#### Data records

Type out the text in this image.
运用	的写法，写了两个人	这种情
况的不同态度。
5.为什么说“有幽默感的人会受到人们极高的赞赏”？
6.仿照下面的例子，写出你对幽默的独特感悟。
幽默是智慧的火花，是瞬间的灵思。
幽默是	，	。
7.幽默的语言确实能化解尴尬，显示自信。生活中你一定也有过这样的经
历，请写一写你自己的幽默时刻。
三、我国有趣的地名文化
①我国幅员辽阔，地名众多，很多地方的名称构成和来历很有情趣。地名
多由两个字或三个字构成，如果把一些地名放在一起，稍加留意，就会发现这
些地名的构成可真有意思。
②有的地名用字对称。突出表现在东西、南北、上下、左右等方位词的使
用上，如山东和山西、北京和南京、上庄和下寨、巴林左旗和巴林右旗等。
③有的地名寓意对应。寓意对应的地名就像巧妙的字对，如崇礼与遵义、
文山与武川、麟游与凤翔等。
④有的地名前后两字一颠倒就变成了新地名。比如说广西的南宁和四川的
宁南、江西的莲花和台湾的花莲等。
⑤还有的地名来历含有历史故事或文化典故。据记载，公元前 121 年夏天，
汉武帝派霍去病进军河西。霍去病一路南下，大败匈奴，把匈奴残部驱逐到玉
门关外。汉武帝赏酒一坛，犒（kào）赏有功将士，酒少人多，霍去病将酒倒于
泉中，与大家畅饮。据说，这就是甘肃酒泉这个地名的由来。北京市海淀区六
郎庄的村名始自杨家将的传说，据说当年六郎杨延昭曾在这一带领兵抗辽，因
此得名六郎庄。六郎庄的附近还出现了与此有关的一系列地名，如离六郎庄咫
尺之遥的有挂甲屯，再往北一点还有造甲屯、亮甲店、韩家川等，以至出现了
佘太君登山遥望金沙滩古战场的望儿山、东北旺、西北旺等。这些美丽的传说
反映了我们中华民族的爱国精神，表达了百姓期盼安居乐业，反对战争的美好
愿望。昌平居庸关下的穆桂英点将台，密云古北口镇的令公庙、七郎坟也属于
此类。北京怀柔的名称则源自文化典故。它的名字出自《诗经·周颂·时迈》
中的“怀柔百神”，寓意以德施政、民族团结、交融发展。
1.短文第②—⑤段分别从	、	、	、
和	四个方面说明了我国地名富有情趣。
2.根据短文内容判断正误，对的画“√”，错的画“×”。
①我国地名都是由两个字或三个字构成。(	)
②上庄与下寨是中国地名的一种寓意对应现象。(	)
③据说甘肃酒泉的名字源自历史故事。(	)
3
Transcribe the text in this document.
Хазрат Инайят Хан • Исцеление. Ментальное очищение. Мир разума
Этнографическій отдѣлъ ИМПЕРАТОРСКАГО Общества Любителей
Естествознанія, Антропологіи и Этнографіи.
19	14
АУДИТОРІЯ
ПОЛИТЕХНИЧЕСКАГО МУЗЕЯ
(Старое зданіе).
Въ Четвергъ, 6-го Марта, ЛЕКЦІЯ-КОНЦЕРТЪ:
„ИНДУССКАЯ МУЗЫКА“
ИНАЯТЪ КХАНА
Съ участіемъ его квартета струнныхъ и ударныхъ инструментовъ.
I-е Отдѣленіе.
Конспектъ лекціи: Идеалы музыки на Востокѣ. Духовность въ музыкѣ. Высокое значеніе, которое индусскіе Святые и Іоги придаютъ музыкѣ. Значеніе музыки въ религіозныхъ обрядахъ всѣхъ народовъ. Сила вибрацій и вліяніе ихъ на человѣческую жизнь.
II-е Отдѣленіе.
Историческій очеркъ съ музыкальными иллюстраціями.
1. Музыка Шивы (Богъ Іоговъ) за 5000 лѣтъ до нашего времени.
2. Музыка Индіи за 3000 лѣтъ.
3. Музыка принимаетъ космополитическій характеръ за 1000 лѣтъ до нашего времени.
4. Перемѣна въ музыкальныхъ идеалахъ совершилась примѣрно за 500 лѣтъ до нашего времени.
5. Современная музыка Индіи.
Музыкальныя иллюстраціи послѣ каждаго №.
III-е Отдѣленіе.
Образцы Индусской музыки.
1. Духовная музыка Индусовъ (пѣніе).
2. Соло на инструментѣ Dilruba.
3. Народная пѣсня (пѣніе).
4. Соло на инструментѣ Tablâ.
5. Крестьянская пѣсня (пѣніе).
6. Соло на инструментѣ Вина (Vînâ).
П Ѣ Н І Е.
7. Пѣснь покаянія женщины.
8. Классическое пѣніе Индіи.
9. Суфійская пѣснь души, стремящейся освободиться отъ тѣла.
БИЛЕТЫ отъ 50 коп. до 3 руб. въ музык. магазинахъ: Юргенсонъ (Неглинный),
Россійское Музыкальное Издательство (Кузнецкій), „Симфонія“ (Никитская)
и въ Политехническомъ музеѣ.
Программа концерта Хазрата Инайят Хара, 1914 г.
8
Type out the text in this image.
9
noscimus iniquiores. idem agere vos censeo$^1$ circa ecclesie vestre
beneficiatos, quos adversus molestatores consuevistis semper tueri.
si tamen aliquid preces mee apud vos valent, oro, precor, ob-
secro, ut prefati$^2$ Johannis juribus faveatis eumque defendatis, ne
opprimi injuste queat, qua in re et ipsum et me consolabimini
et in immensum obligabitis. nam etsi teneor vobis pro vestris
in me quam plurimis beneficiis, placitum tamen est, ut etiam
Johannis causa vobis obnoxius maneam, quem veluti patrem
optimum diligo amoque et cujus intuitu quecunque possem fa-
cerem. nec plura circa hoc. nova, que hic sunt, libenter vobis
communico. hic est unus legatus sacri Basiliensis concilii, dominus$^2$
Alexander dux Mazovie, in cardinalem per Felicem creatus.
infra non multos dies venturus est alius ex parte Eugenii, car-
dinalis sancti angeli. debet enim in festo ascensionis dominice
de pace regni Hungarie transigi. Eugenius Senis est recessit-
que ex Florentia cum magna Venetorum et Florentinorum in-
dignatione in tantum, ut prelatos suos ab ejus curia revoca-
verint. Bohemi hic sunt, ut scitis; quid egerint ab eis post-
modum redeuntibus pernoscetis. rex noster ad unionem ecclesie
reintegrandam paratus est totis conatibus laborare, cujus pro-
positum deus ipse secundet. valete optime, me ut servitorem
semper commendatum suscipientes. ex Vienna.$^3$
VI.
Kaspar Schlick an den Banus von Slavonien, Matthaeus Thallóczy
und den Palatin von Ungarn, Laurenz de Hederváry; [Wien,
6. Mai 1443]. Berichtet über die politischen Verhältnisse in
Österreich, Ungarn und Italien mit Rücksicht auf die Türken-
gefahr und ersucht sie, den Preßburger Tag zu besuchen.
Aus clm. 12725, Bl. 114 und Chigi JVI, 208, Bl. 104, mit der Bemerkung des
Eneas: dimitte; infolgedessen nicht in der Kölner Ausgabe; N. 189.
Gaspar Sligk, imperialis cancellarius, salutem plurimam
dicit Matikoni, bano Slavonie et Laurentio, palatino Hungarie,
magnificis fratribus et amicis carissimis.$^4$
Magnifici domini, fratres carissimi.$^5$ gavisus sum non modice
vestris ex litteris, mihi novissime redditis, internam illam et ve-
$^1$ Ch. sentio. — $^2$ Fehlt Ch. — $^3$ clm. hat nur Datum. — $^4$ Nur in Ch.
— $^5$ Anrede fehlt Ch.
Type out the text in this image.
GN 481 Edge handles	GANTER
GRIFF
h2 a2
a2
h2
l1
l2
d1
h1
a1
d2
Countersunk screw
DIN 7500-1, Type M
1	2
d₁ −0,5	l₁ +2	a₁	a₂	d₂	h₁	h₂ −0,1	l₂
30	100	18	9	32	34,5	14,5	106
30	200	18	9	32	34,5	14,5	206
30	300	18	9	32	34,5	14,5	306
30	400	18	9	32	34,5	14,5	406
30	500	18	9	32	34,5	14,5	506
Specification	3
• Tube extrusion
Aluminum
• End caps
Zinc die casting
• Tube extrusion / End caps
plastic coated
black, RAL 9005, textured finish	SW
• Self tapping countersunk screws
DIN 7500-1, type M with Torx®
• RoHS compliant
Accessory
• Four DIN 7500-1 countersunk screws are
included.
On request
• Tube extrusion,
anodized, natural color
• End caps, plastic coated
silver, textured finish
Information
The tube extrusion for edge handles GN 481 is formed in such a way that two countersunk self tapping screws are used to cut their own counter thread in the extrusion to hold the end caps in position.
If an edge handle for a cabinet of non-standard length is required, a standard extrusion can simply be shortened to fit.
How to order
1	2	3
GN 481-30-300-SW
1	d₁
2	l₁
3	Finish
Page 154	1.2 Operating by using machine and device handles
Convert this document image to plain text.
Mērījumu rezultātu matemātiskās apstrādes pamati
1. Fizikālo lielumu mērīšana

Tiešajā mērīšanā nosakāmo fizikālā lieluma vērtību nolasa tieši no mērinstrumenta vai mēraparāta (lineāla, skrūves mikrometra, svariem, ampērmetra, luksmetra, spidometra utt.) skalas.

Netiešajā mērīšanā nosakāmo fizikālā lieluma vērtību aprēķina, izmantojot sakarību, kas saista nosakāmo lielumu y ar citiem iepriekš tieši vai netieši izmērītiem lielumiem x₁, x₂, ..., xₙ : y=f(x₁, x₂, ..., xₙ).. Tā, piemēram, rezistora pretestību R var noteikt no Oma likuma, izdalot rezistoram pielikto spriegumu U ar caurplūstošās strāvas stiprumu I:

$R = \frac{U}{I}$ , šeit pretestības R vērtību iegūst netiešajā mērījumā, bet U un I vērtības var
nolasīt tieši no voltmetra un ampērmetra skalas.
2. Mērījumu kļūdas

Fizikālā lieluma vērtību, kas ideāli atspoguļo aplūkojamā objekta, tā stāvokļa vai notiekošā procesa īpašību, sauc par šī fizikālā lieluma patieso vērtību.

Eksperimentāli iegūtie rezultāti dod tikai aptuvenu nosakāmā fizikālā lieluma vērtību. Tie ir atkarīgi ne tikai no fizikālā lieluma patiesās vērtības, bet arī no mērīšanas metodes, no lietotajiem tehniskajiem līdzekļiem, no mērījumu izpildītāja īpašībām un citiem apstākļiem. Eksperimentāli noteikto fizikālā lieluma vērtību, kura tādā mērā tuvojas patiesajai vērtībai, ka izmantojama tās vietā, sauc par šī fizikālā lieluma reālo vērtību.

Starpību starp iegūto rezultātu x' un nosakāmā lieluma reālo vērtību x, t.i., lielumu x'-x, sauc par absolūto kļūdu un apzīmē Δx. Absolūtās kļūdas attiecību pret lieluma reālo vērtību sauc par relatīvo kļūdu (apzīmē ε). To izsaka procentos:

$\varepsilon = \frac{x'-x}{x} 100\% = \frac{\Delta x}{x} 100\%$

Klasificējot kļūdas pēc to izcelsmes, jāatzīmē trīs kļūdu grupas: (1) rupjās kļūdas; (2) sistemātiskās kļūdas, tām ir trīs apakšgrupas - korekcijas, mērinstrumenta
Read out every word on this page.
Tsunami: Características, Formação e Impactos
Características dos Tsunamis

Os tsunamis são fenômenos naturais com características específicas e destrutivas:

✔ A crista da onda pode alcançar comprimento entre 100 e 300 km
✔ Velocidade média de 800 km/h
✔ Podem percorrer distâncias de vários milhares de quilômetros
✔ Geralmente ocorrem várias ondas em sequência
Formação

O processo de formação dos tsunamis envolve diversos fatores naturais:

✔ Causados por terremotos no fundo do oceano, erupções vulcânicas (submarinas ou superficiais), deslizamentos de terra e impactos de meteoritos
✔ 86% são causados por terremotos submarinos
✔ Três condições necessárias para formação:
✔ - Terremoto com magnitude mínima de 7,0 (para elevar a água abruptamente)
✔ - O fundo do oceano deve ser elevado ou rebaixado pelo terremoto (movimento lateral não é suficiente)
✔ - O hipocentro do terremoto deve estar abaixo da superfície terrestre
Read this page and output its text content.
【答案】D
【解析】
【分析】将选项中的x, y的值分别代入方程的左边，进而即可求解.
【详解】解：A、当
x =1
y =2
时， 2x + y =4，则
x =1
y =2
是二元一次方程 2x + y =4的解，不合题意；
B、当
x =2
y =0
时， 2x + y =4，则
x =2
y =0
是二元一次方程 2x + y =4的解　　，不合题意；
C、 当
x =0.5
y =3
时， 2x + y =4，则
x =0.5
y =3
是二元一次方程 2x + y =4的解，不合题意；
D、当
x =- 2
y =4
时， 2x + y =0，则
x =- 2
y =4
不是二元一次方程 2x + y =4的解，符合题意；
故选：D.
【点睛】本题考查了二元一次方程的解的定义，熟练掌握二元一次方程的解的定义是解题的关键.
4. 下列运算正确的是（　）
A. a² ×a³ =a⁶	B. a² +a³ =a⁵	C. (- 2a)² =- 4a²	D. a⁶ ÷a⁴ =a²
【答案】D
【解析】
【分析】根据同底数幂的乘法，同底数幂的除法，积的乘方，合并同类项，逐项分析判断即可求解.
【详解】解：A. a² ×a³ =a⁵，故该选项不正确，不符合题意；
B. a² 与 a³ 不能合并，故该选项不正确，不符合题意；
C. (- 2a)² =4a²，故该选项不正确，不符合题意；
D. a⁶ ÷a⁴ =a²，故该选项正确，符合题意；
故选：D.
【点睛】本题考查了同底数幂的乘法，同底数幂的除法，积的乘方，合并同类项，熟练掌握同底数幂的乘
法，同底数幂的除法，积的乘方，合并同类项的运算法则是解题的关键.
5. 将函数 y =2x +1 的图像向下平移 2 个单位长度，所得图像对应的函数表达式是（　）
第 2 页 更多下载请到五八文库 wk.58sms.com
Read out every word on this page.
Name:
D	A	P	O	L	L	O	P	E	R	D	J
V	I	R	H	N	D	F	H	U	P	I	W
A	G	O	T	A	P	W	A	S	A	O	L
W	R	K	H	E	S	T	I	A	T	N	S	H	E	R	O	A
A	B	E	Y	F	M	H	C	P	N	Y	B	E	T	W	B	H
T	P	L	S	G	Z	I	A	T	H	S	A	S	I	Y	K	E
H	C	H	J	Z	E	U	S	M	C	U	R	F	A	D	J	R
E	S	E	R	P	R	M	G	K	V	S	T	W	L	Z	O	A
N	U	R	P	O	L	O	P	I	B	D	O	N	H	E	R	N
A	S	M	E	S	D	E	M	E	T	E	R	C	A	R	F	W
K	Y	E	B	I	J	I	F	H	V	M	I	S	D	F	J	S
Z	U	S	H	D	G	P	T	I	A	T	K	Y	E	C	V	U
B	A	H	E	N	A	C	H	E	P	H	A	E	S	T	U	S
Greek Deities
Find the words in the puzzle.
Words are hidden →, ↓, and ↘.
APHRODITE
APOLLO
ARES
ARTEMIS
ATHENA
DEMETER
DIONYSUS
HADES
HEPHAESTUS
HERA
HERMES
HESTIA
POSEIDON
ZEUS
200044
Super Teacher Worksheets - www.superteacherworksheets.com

#### Task goal
For each line in the data above that contains the string "textured", extract the line.

#### The result
black, RAL 9005, textured finish	SW
silver, textured finish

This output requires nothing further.